- Action item -
Without including any picture, transcribe the entries below word for word.

(Items from a document page collection)
################
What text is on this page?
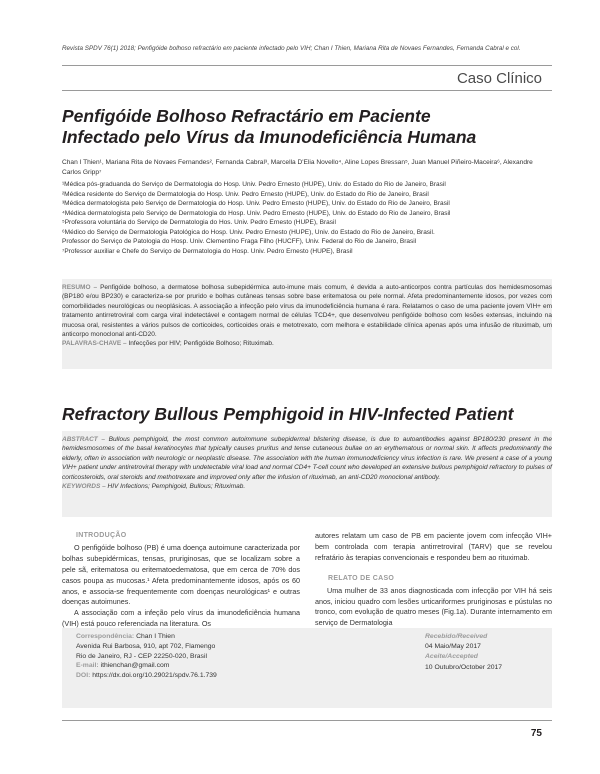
Revista SPDV 76(1) 2018; Penfigóide bolhoso refractário em paciente infectado pelo VIH; Chan I Thien, Mariana Rita de Novaes Fernandes, Fernanda Cabral e col.
Caso Clínico
Penfigóide Bolhoso Refractário em Paciente
Infectado pelo Vírus da Imunodeficiência Humana
Chan I Thien¹, Mariana Rita de Novaes Fernandes², Fernanda Cabral³, Marcella D'Elia Novello⁴, Aline Lopes Bressan⁵, Juan Manuel Piñeiro-Maceira⁶, Alexandre Carlos Gripp⁷
¹Médica pós-graduanda do Serviço de Dermatologia do Hosp. Univ. Pedro Ernesto (HUPE), Univ. do Estado do Rio de Janeiro, Brasil
²Médica residente do Serviço de Dermatologia do Hosp. Univ. Pedro Ernesto (HUPE), Univ. do Estado do Rio de Janeiro, Brasil
³Médica dermatologista pelo Serviço de Dermatologia do Hosp. Univ. Pedro Ernesto (HUPE), Univ. do Estado do Rio de Janeiro, Brasil
⁴Médica dermatologista pelo Serviço de Dermatologia do Hosp. Univ. Pedro Ernesto (HUPE), Univ. do Estado do Rio de Janeiro, Brasil
⁵Professora voluntária do Serviço de Dermatologia do Hos. Univ. Pedro Ernesto (HUPE), Brasil
⁶Médico do Serviço de Dermatologia Patológica do Hosp. Univ. Pedro Ernesto (HUPE), Univ. do Estado do Rio de Janeiro, Brasil.
Professor do Serviço de Patologia do Hosp. Univ. Clementino Fraga Filho (HUCFF), Univ. Federal do Rio de Janeiro, Brasil
⁷Professor auxiliar e Chefe do Serviço de Dermatologia do Hosp. Univ. Pedro Ernesto (HUPE), Brasil
RESUMO – Penfigóide bolhoso, a dermatose bolhosa subepidérmica auto-imune mais comum, é devida a auto-anticorpos contra partículas dos hemidesmosomas (BP180 e/ou BP230) e caracteriza-se por prurido e bolhas cutâneas tensas sobre base eritematosa ou pele normal. Afeta predominantemente idosos, por vezes com comorbilidades neurológicas ou neoplásicas. A associação a infecção pelo vírus da imunodeficiência humana é rara. Relatamos o caso de uma paciente jovem VIH+ em tratamento antirretroviral com carga viral indetectável e contagem normal de células TCD4+, que desenvolveu penfigóide bolhoso com lesões extensas, incluindo na mucosa oral, resistentes a vários pulsos de corticoides, corticoides orais e metotrexato, com melhora e estabilidade clínica apenas após uma infusão de rituximab, um anticorpo monoclonal anti-CD20.
PALAVRAS-CHAVE – Infecções por HIV; Penfigóide Bolhoso; Rituximab.
Refractory Bullous Pemphigoid in HIV-Infected Patient
ABSTRACT – Bullous pemphigoid, the most common autoimmune subepidermal blistering disease, is due to autoantibodies against BP180/230 present in the hemidesmosomes of the basal keratinocytes that typically causes pruritus and tense cutaneous bullae on an erythematous or normal skin. It affects predominantly the elderly, often in association with neurologic or neoplastic disease. The association with the human immunodeficiency virus infection is rare. We present a case of a young VIH+ patient under antiretroviral therapy with undetectable viral load and normal CD4+ T-cell count who developed an extensive bullous pemphigoid refractory to pulses of corticosteroids, oral steroids and methotrexate and improved only after the infusion of rituximab, an anti-CD20 monoclonal antibody.
KEYWORDS – HIV Infections; Pemphigoid, Bullous; Rituximab.
INTRODUÇÃO

O penfigóide bolhoso (PB) é uma doença autoimune caracterizada por bolhas subepidérmicas, tensas, pruriginosas, que se localizam sobre a pele sã, eritematosa ou eritematoedematosa, que em cerca de 70% dos casos poupa as mucosas.¹ Afeta predominantemente idosos, após os 60 anos, e associa-se frequentemente com doenças neurológicas¹ e outras doenças autoimunes.

A associação com a infeção pelo vírus da imunodeficiência humana (VIH) está pouco referenciada na literatura. Os

autores relatam um caso de PB em paciente jovem com infecção VIH+ bem controlada com terapia antirretroviral (TARV) que se revelou refratário às terapias convencionais e respondeu bem ao rituximab.

RELATO DE CASO

Uma mulher de 33 anos diagnosticada com infecção por VIH há seis anos, iniciou quadro com lesões urticariformes pruriginosas e pústulas no tronco, com evolução de quatro meses (Fig.1a). Durante internamento em serviço de Dermatologia

Correspondência: Chan I Thien
Avenida Rui Barbosa, 910, apt 702, Flamengo
Rio de Janeiro, RJ - CEP 22250-020, Brasil
E-mail: ithienchan@gmail.com
DOI: https://dx.doi.org/10.29021/spdv.76.1.739
Recebido/Received
04 Maio/May 2017
Aceite/Accepted
10 Outubro/October 2017
75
################
- Final answer -
What text is on this page?
Revista SPDV 76(1) 2018; Penfigóide bolhoso refractário em paciente infectado pelo VIH; Chan I Thien, Mariana Rita de Novaes Fernandes, Fernanda Cabral e col.
Caso Clínico
Penfigóide Bolhoso Refractário em Paciente
Infectado pelo Vírus da Imunodeficiência Humana
Chan I Thien¹, Mariana Rita de Novaes Fernandes², Fernanda Cabral³, Marcella D'Elia Novello⁴, Aline Lopes Bressan⁵, Juan Manuel Piñeiro-Maceira⁶, Alexandre Carlos Gripp⁷
¹Médica pós-graduanda do Serviço de Dermatologia do Hosp. Univ. Pedro Ernesto (HUPE), Univ. do Estado do Rio de Janeiro, Brasil
²Médica residente do Serviço de Dermatologia do Hosp. Univ. Pedro Ernesto (HUPE), Univ. do Estado do Rio de Janeiro, Brasil
³Médica dermatologista pelo Serviço de Dermatologia do Hosp. Univ. Pedro Ernesto (HUPE), Univ. do Estado do Rio de Janeiro, Brasil
⁴Médica dermatologista pelo Serviço de Dermatologia do Hosp. Univ. Pedro Ernesto (HUPE), Univ. do Estado do Rio de Janeiro, Brasil
⁵Professora voluntária do Serviço de Dermatologia do Hos. Univ. Pedro Ernesto (HUPE), Brasil
⁶Médico do Serviço de Dermatologia Patológica do Hosp. Univ. Pedro Ernesto (HUPE), Univ. do Estado do Rio de Janeiro, Brasil.
Professor do Serviço de Patologia do Hosp. Univ. Clementino Fraga Filho (HUCFF), Univ. Federal do Rio de Janeiro, Brasil
⁷Professor auxiliar e Chefe do Serviço de Dermatologia do Hosp. Univ. Pedro Ernesto (HUPE), Brasil
RESUMO – Penfigóide bolhoso, a dermatose bolhosa subepidérmica auto-imune mais comum, é devida a auto-anticorpos contra partículas dos hemidesmosomas (BP180 e/ou BP230) e caracteriza-se por prurido e bolhas cutâneas tensas sobre base eritematosa ou pele normal. Afeta predominantemente idosos, por vezes com comorbilidades neurológicas ou neoplásicas. A associação a infecção pelo vírus da imunodeficiência humana é rara. Relatamos o caso de uma paciente jovem VIH+ em tratamento antirretroviral com carga viral indetectável e contagem normal de células TCD4+, que desenvolveu penfigóide bolhoso com lesões extensas, incluindo na mucosa oral, resistentes a vários pulsos de corticoides, corticoides orais e metotrexato, com melhora e estabilidade clínica apenas após uma infusão de rituximab, um anticorpo monoclonal anti-CD20.
PALAVRAS-CHAVE – Infecções por HIV; Penfigóide Bolhoso; Rituximab.
Refractory Bullous Pemphigoid in HIV-Infected Patient
ABSTRACT – Bullous pemphigoid, the most common autoimmune subepidermal blistering disease, is due to autoantibodies against BP180/230 present in the hemidesmosomes of the basal keratinocytes that typically causes pruritus and tense cutaneous bullae on an erythematous or normal skin. It affects predominantly the elderly, often in association with neurologic or neoplastic disease. The association with the human immunodeficiency virus infection is rare. We present a case of a young VIH+ patient under antiretroviral therapy with undetectable viral load and normal CD4+ T-cell count who developed an extensive bullous pemphigoid refractory to pulses of corticosteroids, oral steroids and methotrexate and improved only after the infusion of rituximab, an anti-CD20 monoclonal antibody.
KEYWORDS – HIV Infections; Pemphigoid, Bullous; Rituximab.
INTRODUÇÃO

O penfigóide bolhoso (PB) é uma doença autoimune caracterizada por bolhas subepidérmicas, tensas, pruriginosas, que se localizam sobre a pele sã, eritematosa ou eritematoedematosa, que em cerca de 70% dos casos poupa as mucosas.¹ Afeta predominantemente idosos, após os 60 anos, e associa-se frequentemente com doenças neurológicas¹ e outras doenças autoimunes.

A associação com a infeção pelo vírus da imunodeficiência humana (VIH) está pouco referenciada na literatura. Os

autores relatam um caso de PB em paciente jovem com infecção VIH+ bem controlada com terapia antirretroviral (TARV) que se revelou refratário às terapias convencionais e respondeu bem ao rituximab.

RELATO DE CASO

Uma mulher de 33 anos diagnosticada com infecção por VIH há seis anos, iniciou quadro com lesões urticariformes pruriginosas e pústulas no tronco, com evolução de quatro meses (Fig.1a). Durante internamento em serviço de Dermatologia

Correspondência: Chan I Thien
Avenida Rui Barbosa, 910, apt 702, Flamengo
Rio de Janeiro, RJ - CEP 22250-020, Brasil
E-mail: ithienchan@gmail.com
DOI: https://dx.doi.org/10.29021/spdv.76.1.739
Recebido/Received
04 Maio/May 2017
Aceite/Accepted
10 Outubro/October 2017
75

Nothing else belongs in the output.